● TASK BRIEF
Print the listing below in its entirety, character for character.
BEGIN RECORDED INFORMATION
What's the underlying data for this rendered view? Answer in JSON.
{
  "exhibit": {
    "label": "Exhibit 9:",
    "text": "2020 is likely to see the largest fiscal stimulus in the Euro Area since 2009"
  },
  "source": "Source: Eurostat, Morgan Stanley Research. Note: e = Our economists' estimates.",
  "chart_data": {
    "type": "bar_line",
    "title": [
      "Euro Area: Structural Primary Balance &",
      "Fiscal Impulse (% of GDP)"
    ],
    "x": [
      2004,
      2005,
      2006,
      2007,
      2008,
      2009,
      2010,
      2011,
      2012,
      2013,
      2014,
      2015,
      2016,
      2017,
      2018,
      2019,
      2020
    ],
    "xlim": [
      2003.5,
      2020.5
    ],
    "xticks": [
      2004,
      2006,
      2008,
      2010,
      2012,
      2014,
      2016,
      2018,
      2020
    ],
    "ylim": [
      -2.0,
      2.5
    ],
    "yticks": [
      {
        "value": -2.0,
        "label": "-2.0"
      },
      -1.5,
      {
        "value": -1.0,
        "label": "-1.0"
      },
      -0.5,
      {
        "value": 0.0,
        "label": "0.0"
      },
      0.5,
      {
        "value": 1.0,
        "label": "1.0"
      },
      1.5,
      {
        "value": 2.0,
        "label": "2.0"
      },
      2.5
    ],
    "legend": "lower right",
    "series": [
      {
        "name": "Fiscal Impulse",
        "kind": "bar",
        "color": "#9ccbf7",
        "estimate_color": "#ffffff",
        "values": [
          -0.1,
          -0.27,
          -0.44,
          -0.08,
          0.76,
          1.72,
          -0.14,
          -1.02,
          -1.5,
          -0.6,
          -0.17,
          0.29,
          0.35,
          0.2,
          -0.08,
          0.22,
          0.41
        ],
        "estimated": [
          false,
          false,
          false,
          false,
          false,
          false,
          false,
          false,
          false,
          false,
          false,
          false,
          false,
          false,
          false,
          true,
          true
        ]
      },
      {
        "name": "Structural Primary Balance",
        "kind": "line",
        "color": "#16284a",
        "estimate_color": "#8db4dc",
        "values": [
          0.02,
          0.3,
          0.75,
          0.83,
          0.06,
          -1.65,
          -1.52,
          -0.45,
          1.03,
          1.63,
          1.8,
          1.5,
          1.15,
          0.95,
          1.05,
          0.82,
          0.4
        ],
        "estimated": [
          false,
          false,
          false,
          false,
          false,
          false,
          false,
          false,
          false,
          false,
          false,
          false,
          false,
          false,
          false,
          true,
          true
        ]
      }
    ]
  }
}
END RECORDED INFORMATION
● OUTPUT OF THE EXERCISE
What's the underlying data for this rendered view? Answer in JSON.
{
  "exhibit": {
    "label": "Exhibit 9:",
    "text": "2020 is likely to see the largest fiscal stimulus in the Euro Area since 2009"
  },
  "source": "Source: Eurostat, Morgan Stanley Research. Note: e = Our economists' estimates.",
  "chart_data": {
    "type": "bar_line",
    "title": [
      "Euro Area: Structural Primary Balance &",
      "Fiscal Impulse (% of GDP)"
    ],
    "x": [
      2004,
      2005,
      2006,
      2007,
      2008,
      2009,
      2010,
      2011,
      2012,
      2013,
      2014,
      2015,
      2016,
      2017,
      2018,
      2019,
      2020
    ],
    "xlim": [
      2003.5,
      2020.5
    ],
    "xticks": [
      2004,
      2006,
      2008,
      2010,
      2012,
      2014,
      2016,
      2018,
      2020
    ],
    "ylim": [
      -2.0,
      2.5
    ],
    "yticks": [
      {
        "value": -2.0,
        "label": "-2.0"
      },
      -1.5,
      {
        "value": -1.0,
        "label": "-1.0"
      },
      -0.5,
      {
        "value": 0.0,
        "label": "0.0"
      },
      0.5,
      {
        "value": 1.0,
        "label": "1.0"
      },
      1.5,
      {
        "value": 2.0,
        "label": "2.0"
      },
      2.5
    ],
    "legend": "lower right",
    "series": [
      {
        "name": "Fiscal Impulse",
        "kind": "bar",
        "color": "#9ccbf7",
        "estimate_color": "#ffffff",
        "values": [
          -0.1,
          -0.27,
          -0.44,
          -0.08,
          0.76,
          1.72,
          -0.14,
          -1.02,
          -1.5,
          -0.6,
          -0.17,
          0.29,
          0.35,
          0.2,
          -0.08,
          0.22,
          0.41
        ],
        "estimated": [
          false,
          false,
          false,
          false,
          false,
          false,
          false,
          false,
          false,
          false,
          false,
          false,
          false,
          false,
          false,
          true,
          true
        ]
      },
      {
        "name": "Structural Primary Balance",
        "kind": "line",
        "color": "#16284a",
        "estimate_color": "#8db4dc",
        "values": [
          0.02,
          0.3,
          0.75,
          0.83,
          0.06,
          -1.65,
          -1.52,
          -0.45,
          1.03,
          1.63,
          1.8,
          1.5,
          1.15,
          0.95,
          1.05,
          0.82,
          0.4
        ],
        "estimated": [
          false,
          false,
          false,
          false,
          false,
          false,
          false,
          false,
          false,
          false,
          false,
          false,
          false,
          false,
          false,
          true,
          true
        ]
      }
    ]
  }
}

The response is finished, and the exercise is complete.